STATED GOAL: Of all the lines in the material, how many include the word "如何保证信息真实性"? Reply with the number alone.

A block of data:

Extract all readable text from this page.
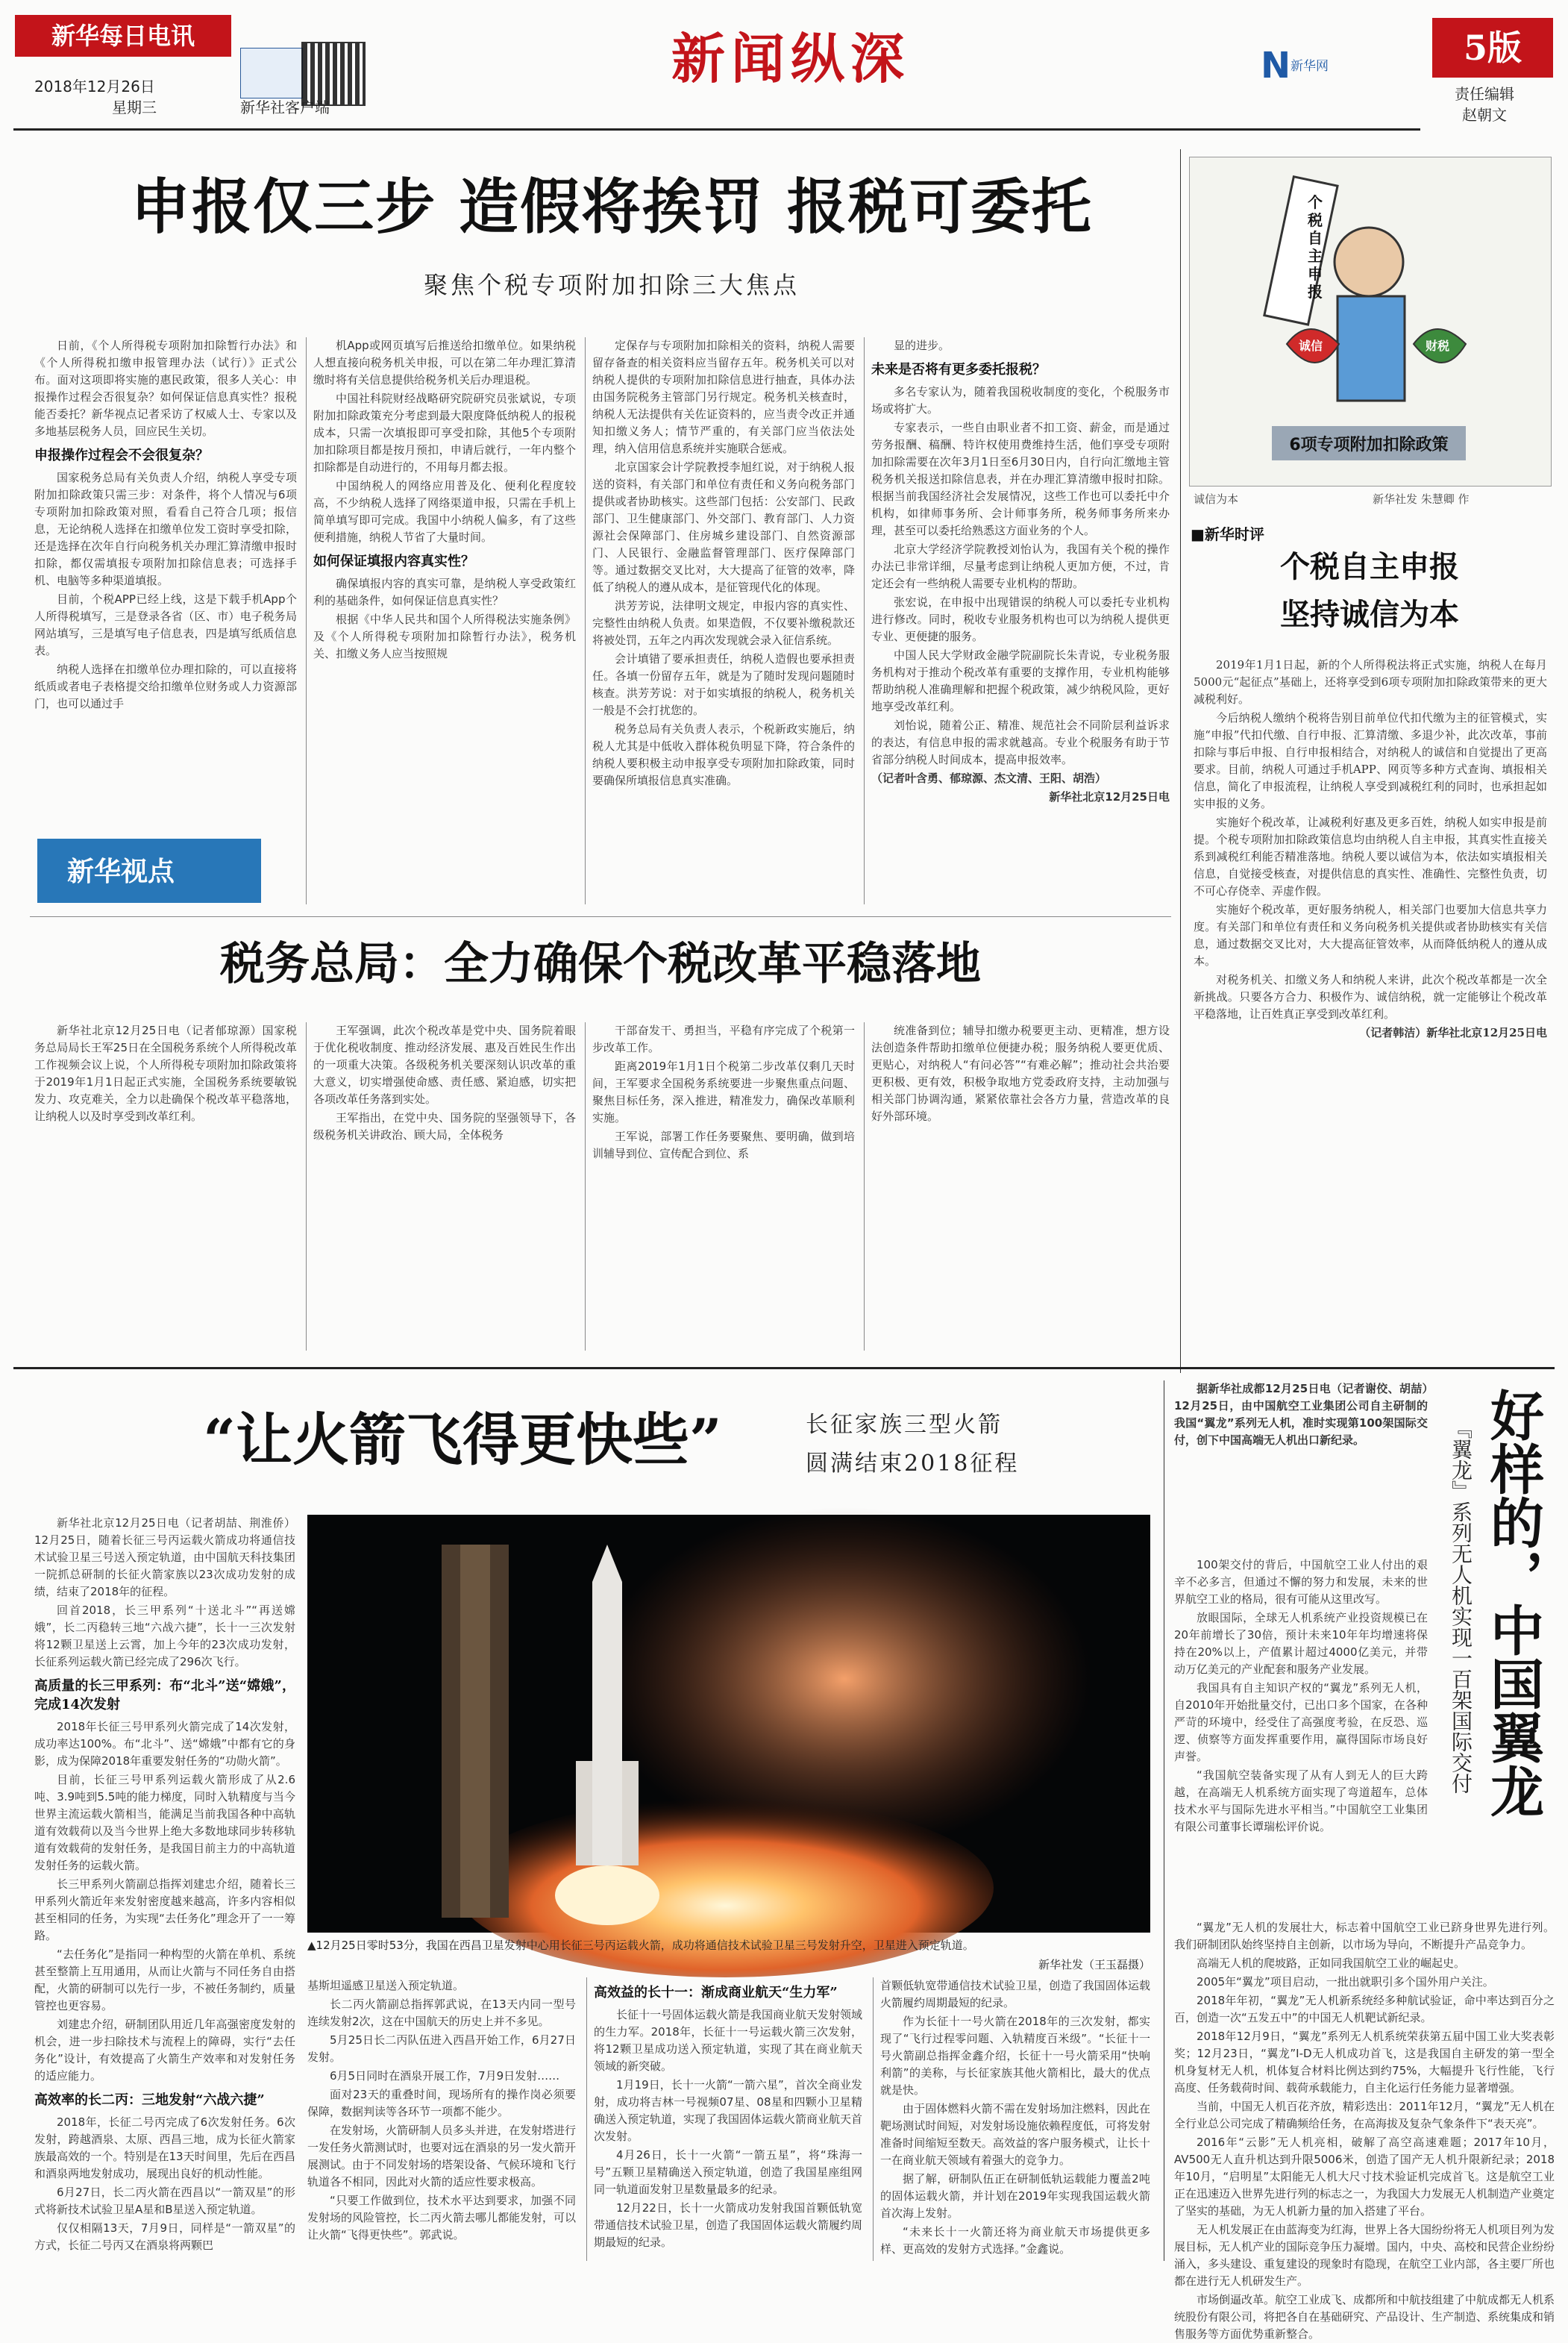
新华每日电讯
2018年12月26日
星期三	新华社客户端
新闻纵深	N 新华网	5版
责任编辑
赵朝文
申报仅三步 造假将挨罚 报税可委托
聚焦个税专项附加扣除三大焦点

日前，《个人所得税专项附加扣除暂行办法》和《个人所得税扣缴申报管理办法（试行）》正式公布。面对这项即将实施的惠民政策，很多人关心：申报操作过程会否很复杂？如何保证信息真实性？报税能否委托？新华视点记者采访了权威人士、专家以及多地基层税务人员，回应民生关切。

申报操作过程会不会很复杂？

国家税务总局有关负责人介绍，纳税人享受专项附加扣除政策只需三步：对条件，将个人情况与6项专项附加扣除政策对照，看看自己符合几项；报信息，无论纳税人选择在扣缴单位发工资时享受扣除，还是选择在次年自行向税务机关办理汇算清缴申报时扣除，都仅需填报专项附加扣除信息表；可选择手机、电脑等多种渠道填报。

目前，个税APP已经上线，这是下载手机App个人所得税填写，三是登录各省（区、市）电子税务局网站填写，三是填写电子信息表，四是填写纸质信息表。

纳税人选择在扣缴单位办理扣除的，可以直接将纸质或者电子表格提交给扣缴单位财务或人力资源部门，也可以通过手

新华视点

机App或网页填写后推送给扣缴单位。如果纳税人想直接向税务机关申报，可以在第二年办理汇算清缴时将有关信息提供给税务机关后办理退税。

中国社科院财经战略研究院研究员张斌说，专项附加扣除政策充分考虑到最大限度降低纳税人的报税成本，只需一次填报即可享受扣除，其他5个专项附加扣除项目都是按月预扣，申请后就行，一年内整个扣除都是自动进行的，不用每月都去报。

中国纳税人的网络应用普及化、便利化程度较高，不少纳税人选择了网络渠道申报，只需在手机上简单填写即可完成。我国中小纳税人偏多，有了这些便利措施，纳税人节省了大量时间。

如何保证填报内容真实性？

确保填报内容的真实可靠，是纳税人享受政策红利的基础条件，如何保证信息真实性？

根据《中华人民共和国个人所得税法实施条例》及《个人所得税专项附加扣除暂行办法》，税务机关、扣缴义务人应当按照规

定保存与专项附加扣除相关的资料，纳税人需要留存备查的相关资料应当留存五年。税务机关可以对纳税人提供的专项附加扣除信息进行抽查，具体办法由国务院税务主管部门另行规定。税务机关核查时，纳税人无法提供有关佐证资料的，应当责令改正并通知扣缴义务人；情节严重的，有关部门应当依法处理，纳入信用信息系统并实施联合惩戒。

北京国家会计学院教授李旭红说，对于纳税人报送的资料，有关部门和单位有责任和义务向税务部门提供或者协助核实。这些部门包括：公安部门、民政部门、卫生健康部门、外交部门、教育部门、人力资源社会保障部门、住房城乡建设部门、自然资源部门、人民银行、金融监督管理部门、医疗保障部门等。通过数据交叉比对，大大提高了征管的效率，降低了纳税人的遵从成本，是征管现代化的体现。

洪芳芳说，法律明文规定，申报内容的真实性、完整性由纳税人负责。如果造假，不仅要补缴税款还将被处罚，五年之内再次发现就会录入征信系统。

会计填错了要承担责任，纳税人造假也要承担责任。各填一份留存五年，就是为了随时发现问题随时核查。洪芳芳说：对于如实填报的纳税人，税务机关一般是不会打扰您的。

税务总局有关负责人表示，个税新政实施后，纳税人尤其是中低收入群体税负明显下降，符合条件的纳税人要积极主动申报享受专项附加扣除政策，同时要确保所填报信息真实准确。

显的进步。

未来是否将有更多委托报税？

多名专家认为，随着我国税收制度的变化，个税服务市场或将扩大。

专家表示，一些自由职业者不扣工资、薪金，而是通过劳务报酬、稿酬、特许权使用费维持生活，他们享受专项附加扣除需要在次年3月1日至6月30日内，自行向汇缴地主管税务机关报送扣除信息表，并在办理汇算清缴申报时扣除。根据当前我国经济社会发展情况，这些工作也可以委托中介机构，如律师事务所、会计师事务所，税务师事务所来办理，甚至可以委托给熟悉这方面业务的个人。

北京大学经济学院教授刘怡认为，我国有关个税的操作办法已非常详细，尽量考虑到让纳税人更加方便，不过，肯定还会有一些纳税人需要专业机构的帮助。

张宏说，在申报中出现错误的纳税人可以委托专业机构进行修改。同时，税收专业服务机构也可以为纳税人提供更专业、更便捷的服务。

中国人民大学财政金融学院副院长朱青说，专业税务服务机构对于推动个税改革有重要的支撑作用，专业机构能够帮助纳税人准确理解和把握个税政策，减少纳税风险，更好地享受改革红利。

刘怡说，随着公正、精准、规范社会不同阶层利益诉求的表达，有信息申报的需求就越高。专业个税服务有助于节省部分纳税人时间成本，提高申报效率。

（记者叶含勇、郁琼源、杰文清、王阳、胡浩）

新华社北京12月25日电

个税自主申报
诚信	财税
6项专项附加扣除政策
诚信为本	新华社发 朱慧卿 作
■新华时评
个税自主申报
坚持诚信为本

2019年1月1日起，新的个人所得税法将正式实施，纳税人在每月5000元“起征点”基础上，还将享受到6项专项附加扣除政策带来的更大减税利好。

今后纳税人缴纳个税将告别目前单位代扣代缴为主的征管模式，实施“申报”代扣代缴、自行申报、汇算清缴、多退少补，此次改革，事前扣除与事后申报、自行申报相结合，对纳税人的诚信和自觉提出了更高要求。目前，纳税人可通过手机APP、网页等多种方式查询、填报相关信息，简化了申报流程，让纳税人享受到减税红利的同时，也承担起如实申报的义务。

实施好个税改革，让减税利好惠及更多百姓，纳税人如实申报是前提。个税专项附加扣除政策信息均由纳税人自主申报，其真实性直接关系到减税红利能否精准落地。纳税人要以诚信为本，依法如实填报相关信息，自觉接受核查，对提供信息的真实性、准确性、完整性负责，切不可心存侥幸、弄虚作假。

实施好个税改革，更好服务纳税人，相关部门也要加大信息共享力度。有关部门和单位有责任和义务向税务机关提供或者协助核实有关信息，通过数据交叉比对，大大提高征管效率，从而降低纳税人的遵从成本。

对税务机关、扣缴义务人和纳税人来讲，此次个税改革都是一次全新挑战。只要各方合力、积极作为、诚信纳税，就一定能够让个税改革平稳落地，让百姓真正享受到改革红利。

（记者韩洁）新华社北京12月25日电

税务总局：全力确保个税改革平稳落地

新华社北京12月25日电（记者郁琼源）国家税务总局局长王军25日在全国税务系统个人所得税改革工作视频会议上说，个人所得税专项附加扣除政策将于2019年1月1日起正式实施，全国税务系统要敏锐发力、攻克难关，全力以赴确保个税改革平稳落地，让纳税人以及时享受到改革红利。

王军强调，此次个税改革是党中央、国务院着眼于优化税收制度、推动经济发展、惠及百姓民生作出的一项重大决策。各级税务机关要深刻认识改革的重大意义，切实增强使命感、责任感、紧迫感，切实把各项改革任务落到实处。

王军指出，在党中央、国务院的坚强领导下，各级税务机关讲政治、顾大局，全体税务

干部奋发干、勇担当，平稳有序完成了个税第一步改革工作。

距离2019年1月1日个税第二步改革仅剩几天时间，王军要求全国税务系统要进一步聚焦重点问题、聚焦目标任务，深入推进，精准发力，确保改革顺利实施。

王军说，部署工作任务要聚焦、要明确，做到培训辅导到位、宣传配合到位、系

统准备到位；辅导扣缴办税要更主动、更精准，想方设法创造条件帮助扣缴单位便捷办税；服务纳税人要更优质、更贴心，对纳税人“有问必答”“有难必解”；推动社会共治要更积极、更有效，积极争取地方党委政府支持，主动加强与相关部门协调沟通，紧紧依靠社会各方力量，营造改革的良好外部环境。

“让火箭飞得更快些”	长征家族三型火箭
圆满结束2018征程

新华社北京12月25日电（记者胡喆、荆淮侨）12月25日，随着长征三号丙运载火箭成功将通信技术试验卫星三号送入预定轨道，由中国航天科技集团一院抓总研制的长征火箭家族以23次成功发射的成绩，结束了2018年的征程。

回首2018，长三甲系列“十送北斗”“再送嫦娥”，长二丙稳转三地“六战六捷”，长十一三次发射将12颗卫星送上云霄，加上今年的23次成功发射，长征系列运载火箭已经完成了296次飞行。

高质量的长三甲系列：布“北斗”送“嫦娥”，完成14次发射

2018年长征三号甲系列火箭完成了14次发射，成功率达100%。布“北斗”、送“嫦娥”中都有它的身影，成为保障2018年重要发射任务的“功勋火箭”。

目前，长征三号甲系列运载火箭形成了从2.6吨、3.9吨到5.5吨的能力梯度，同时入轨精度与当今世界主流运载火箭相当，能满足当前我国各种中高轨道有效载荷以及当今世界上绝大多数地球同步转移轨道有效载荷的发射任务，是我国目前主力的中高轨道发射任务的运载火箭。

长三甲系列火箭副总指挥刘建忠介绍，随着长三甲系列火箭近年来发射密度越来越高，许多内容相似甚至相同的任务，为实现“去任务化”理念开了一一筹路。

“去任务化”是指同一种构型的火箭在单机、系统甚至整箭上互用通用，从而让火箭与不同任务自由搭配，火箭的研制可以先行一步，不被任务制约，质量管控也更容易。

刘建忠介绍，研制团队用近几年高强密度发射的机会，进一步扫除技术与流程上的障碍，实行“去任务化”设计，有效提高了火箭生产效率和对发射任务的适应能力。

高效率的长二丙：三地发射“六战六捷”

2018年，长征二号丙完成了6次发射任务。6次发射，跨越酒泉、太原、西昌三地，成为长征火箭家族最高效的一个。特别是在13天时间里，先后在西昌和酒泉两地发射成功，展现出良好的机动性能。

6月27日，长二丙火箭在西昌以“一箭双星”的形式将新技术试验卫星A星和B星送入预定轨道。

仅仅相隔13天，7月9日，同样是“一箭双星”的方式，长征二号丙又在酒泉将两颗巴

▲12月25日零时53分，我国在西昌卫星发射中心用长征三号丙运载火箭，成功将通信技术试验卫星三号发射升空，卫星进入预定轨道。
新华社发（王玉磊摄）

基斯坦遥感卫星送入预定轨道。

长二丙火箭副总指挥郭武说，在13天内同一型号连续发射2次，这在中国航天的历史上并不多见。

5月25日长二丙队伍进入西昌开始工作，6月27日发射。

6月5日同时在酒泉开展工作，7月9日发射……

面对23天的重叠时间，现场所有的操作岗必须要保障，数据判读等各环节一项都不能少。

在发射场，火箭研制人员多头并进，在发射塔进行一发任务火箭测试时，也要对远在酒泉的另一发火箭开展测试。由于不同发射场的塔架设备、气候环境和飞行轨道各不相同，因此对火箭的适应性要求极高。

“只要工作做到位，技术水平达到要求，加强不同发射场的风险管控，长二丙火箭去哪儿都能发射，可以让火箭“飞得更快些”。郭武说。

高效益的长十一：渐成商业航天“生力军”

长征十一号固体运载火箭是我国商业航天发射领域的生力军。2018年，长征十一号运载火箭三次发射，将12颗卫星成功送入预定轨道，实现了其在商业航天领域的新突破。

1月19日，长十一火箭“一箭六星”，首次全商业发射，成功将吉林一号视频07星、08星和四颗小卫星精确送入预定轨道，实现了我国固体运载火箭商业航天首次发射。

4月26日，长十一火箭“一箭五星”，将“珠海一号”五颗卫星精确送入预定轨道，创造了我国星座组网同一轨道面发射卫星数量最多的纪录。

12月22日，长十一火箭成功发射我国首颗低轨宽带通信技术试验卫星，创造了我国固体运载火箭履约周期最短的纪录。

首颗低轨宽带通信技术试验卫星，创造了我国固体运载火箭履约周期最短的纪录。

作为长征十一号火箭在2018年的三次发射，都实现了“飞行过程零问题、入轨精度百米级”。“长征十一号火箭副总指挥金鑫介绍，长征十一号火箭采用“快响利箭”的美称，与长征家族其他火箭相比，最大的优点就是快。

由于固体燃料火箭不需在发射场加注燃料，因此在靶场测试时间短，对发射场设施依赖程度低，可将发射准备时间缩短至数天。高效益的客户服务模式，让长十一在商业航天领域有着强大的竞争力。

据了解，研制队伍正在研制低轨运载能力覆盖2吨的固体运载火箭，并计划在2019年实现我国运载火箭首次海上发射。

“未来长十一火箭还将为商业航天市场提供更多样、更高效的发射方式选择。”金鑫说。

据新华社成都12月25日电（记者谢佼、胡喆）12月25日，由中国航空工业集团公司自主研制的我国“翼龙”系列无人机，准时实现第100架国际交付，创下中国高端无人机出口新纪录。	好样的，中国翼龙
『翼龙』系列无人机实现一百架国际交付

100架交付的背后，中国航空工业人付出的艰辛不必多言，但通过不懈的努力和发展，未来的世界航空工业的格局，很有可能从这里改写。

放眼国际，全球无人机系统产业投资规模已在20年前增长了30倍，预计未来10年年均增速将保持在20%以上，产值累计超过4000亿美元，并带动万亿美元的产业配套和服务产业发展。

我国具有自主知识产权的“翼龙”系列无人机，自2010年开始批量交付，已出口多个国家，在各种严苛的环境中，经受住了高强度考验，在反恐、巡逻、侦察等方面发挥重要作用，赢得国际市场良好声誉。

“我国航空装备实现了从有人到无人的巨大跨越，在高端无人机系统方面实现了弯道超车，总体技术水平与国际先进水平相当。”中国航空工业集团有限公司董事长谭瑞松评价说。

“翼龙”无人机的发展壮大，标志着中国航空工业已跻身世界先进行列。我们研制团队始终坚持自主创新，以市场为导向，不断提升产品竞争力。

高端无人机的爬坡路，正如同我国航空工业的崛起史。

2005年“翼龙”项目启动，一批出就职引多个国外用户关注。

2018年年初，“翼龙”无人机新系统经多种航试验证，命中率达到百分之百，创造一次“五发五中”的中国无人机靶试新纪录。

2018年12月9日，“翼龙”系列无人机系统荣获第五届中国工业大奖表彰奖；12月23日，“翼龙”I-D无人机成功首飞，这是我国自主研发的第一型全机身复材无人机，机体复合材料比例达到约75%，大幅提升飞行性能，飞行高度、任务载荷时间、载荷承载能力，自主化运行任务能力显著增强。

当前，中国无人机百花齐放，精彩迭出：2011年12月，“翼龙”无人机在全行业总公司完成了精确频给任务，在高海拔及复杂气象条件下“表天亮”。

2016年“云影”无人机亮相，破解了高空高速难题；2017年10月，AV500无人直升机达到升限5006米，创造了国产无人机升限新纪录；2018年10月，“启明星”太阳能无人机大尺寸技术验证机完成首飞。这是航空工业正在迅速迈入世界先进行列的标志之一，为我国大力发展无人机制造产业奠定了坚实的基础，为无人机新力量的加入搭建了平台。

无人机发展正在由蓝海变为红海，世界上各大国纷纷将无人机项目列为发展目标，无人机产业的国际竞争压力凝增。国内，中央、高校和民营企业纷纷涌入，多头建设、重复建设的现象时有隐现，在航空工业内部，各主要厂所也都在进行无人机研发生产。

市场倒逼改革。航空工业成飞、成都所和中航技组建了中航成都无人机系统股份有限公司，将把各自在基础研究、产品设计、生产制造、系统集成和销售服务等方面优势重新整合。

ANSWER IN FULL: 2